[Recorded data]
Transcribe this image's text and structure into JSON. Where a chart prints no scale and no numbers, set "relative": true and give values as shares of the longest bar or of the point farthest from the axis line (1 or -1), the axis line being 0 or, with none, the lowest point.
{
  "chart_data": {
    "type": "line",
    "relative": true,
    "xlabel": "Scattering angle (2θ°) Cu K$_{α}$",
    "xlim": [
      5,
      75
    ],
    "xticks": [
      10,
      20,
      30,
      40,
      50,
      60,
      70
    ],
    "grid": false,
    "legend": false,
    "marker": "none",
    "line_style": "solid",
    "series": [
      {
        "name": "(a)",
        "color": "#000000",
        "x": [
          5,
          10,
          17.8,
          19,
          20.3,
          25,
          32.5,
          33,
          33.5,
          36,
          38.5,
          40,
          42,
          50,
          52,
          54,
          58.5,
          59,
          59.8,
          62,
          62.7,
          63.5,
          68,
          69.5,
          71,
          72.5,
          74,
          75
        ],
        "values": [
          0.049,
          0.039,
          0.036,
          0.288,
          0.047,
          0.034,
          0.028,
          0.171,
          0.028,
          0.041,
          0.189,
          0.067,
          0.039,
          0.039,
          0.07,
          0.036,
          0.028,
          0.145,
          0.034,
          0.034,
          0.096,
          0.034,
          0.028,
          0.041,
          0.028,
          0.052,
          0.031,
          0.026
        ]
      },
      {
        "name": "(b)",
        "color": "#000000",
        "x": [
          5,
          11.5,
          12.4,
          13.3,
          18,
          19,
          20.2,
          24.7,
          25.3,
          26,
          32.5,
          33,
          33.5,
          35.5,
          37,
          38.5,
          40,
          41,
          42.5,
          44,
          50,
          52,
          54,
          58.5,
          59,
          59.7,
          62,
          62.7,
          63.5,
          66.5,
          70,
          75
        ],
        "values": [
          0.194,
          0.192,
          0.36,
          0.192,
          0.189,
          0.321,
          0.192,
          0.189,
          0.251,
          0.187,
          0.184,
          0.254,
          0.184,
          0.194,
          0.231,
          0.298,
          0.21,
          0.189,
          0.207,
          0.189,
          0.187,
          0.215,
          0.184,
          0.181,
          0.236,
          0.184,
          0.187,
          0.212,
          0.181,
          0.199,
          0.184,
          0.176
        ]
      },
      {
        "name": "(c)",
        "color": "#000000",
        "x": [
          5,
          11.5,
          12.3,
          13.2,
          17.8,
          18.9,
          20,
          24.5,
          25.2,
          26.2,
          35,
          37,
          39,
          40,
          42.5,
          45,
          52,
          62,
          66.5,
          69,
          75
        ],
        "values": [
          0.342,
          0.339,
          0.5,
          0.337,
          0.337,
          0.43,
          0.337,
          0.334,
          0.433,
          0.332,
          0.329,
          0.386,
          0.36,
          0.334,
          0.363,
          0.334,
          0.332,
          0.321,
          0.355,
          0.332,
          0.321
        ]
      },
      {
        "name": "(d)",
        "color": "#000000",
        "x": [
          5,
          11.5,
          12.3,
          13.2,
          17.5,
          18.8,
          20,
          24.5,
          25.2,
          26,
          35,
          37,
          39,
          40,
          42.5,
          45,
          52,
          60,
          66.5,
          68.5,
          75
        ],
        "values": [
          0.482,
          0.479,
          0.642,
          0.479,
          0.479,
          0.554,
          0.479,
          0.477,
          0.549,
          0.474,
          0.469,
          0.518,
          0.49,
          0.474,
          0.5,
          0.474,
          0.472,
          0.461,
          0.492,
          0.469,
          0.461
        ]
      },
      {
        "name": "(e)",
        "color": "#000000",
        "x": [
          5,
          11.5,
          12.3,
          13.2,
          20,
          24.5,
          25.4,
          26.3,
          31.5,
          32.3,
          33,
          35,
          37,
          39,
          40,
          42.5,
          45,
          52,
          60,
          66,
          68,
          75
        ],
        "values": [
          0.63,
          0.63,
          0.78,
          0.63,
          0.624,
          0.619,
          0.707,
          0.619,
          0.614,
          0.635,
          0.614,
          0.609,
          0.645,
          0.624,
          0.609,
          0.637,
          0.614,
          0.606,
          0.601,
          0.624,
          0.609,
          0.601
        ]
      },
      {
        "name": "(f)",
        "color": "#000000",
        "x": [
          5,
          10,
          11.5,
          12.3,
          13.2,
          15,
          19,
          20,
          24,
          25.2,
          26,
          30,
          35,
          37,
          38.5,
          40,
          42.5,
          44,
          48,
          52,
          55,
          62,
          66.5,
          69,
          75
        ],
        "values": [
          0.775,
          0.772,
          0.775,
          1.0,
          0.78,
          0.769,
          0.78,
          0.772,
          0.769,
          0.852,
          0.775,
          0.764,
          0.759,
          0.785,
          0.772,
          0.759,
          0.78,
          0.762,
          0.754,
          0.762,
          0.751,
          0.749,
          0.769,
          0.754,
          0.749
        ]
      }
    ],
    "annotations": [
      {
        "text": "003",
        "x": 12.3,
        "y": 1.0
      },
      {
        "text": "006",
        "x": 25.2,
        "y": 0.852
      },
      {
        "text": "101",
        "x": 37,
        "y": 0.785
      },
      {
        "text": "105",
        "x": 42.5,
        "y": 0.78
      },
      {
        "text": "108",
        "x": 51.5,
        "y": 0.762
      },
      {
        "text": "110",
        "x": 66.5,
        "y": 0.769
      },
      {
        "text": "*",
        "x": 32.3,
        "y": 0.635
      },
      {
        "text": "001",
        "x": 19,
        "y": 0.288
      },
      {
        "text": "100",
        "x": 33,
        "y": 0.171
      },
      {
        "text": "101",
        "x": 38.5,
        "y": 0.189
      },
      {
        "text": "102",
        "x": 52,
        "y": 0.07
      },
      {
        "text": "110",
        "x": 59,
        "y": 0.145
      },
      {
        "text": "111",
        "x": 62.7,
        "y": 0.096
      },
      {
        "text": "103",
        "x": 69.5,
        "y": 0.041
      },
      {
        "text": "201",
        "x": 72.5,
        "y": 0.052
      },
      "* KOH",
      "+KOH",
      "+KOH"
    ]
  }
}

▶ EXERCISE:
Type the whole listing again, unaltered.

▶ OUTPUT BELOW:
Transcribe this image's text and structure into JSON. Where a chart prints no scale and no numbers, set "relative": true and give values as shares of the longest bar or of the point farthest from the axis line (1 or -1), the axis line being 0 or, with none, the lowest point.
{
  "chart_data": {
    "type": "line",
    "relative": true,
    "xlabel": "Scattering angle (2θ°) Cu K$_{α}$",
    "xlim": [
      5,
      75
    ],
    "xticks": [
      10,
      20,
      30,
      40,
      50,
      60,
      70
    ],
    "grid": false,
    "legend": false,
    "marker": "none",
    "line_style": "solid",
    "series": [
      {
        "name": "(a)",
        "color": "#000000",
        "x": [
          5,
          10,
          17.8,
          19,
          20.3,
          25,
          32.5,
          33,
          33.5,
          36,
          38.5,
          40,
          42,
          50,
          52,
          54,
          58.5,
          59,
          59.8,
          62,
          62.7,
          63.5,
          68,
          69.5,
          71,
          72.5,
          74,
          75
        ],
        "values": [
          0.049,
          0.039,
          0.036,
          0.288,
          0.047,
          0.034,
          0.028,
          0.171,
          0.028,
          0.041,
          0.189,
          0.067,
          0.039,
          0.039,
          0.07,
          0.036,
          0.028,
          0.145,
          0.034,
          0.034,
          0.096,
          0.034,
          0.028,
          0.041,
          0.028,
          0.052,
          0.031,
          0.026
        ]
      },
      {
        "name": "(b)",
        "color": "#000000",
        "x": [
          5,
          11.5,
          12.4,
          13.3,
          18,
          19,
          20.2,
          24.7,
          25.3,
          26,
          32.5,
          33,
          33.5,
          35.5,
          37,
          38.5,
          40,
          41,
          42.5,
          44,
          50,
          52,
          54,
          58.5,
          59,
          59.7,
          62,
          62.7,
          63.5,
          66.5,
          70,
          75
        ],
        "values": [
          0.194,
          0.192,
          0.36,
          0.192,
          0.189,
          0.321,
          0.192,
          0.189,
          0.251,
          0.187,
          0.184,
          0.254,
          0.184,
          0.194,
          0.231,
          0.298,
          0.21,
          0.189,
          0.207,
          0.189,
          0.187,
          0.215,
          0.184,
          0.181,
          0.236,
          0.184,
          0.187,
          0.212,
          0.181,
          0.199,
          0.184,
          0.176
        ]
      },
      {
        "name": "(c)",
        "color": "#000000",
        "x": [
          5,
          11.5,
          12.3,
          13.2,
          17.8,
          18.9,
          20,
          24.5,
          25.2,
          26.2,
          35,
          37,
          39,
          40,
          42.5,
          45,
          52,
          62,
          66.5,
          69,
          75
        ],
        "values": [
          0.342,
          0.339,
          0.5,
          0.337,
          0.337,
          0.43,
          0.337,
          0.334,
          0.433,
          0.332,
          0.329,
          0.386,
          0.36,
          0.334,
          0.363,
          0.334,
          0.332,
          0.321,
          0.355,
          0.332,
          0.321
        ]
      },
      {
        "name": "(d)",
        "color": "#000000",
        "x": [
          5,
          11.5,
          12.3,
          13.2,
          17.5,
          18.8,
          20,
          24.5,
          25.2,
          26,
          35,
          37,
          39,
          40,
          42.5,
          45,
          52,
          60,
          66.5,
          68.5,
          75
        ],
        "values": [
          0.482,
          0.479,
          0.642,
          0.479,
          0.479,
          0.554,
          0.479,
          0.477,
          0.549,
          0.474,
          0.469,
          0.518,
          0.49,
          0.474,
          0.5,
          0.474,
          0.472,
          0.461,
          0.492,
          0.469,
          0.461
        ]
      },
      {
        "name": "(e)",
        "color": "#000000",
        "x": [
          5,
          11.5,
          12.3,
          13.2,
          20,
          24.5,
          25.4,
          26.3,
          31.5,
          32.3,
          33,
          35,
          37,
          39,
          40,
          42.5,
          45,
          52,
          60,
          66,
          68,
          75
        ],
        "values": [
          0.63,
          0.63,
          0.78,
          0.63,
          0.624,
          0.619,
          0.707,
          0.619,
          0.614,
          0.635,
          0.614,
          0.609,
          0.645,
          0.624,
          0.609,
          0.637,
          0.614,
          0.606,
          0.601,
          0.624,
          0.609,
          0.601
        ]
      },
      {
        "name": "(f)",
        "color": "#000000",
        "x": [
          5,
          10,
          11.5,
          12.3,
          13.2,
          15,
          19,
          20,
          24,
          25.2,
          26,
          30,
          35,
          37,
          38.5,
          40,
          42.5,
          44,
          48,
          52,
          55,
          62,
          66.5,
          69,
          75
        ],
        "values": [
          0.775,
          0.772,
          0.775,
          1.0,
          0.78,
          0.769,
          0.78,
          0.772,
          0.769,
          0.852,
          0.775,
          0.764,
          0.759,
          0.785,
          0.772,
          0.759,
          0.78,
          0.762,
          0.754,
          0.762,
          0.751,
          0.749,
          0.769,
          0.754,
          0.749
        ]
      }
    ],
    "annotations": [
      {
        "text": "003",
        "x": 12.3,
        "y": 1.0
      },
      {
        "text": "006",
        "x": 25.2,
        "y": 0.852
      },
      {
        "text": "101",
        "x": 37,
        "y": 0.785
      },
      {
        "text": "105",
        "x": 42.5,
        "y": 0.78
      },
      {
        "text": "108",
        "x": 51.5,
        "y": 0.762
      },
      {
        "text": "110",
        "x": 66.5,
        "y": 0.769
      },
      {
        "text": "*",
        "x": 32.3,
        "y": 0.635
      },
      {
        "text": "001",
        "x": 19,
        "y": 0.288
      },
      {
        "text": "100",
        "x": 33,
        "y": 0.171
      },
      {
        "text": "101",
        "x": 38.5,
        "y": 0.189
      },
      {
        "text": "102",
        "x": 52,
        "y": 0.07
      },
      {
        "text": "110",
        "x": 59,
        "y": 0.145
      },
      {
        "text": "111",
        "x": 62.7,
        "y": 0.096
      },
      {
        "text": "103",
        "x": 69.5,
        "y": 0.041
      },
      {
        "text": "201",
        "x": 72.5,
        "y": 0.052
      },
      "* KOH",
      "+KOH",
      "+KOH"
    ]
  }
}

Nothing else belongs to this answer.